**Given information:**
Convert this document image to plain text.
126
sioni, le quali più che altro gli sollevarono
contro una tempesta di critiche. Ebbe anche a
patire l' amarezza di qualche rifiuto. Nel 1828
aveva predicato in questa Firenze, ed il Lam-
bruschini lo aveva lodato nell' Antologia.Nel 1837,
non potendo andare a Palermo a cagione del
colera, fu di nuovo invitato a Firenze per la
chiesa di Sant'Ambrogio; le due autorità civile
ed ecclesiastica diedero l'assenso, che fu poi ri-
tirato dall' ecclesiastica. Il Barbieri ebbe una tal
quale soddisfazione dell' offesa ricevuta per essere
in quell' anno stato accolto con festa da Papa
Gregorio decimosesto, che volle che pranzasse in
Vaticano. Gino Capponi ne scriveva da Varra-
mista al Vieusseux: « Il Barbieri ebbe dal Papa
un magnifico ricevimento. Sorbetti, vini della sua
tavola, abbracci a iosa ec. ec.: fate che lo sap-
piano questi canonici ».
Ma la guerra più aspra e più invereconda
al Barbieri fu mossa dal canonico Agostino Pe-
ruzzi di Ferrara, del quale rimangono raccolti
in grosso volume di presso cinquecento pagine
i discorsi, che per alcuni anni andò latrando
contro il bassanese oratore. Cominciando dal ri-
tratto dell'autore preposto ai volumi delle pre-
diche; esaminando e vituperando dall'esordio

**Exercise task:**
Extract each entry in full, exactly as given.

**Exercise result:**
Convert this document image to plain text.
126
sioni, le quali più che altro gli sollevarono
contro una tempesta di critiche. Ebbe anche a
patire l' amarezza di qualche rifiuto. Nel 1828
aveva predicato in questa Firenze, ed il Lam-
bruschini lo aveva lodato nell' Antologia.Nel 1837,
non potendo andare a Palermo a cagione del
colera, fu di nuovo invitato a Firenze per la
chiesa di Sant'Ambrogio; le due autorità civile
ed ecclesiastica diedero l'assenso, che fu poi ri-
tirato dall' ecclesiastica. Il Barbieri ebbe una tal
quale soddisfazione dell' offesa ricevuta per essere
in quell' anno stato accolto con festa da Papa
Gregorio decimosesto, che volle che pranzasse in
Vaticano. Gino Capponi ne scriveva da Varra-
mista al Vieusseux: « Il Barbieri ebbe dal Papa
un magnifico ricevimento. Sorbetti, vini della sua
tavola, abbracci a iosa ec. ec.: fate che lo sap-
piano questi canonici ».
Ma la guerra più aspra e più invereconda
al Barbieri fu mossa dal canonico Agostino Pe-
ruzzi di Ferrara, del quale rimangono raccolti
in grosso volume di presso cinquecento pagine
i discorsi, che per alcuni anni andò latrando
contro il bassanese oratore. Cominciando dal ri-
tratto dell'autore preposto ai volumi delle pre-
diche; esaminando e vituperando dall'esordio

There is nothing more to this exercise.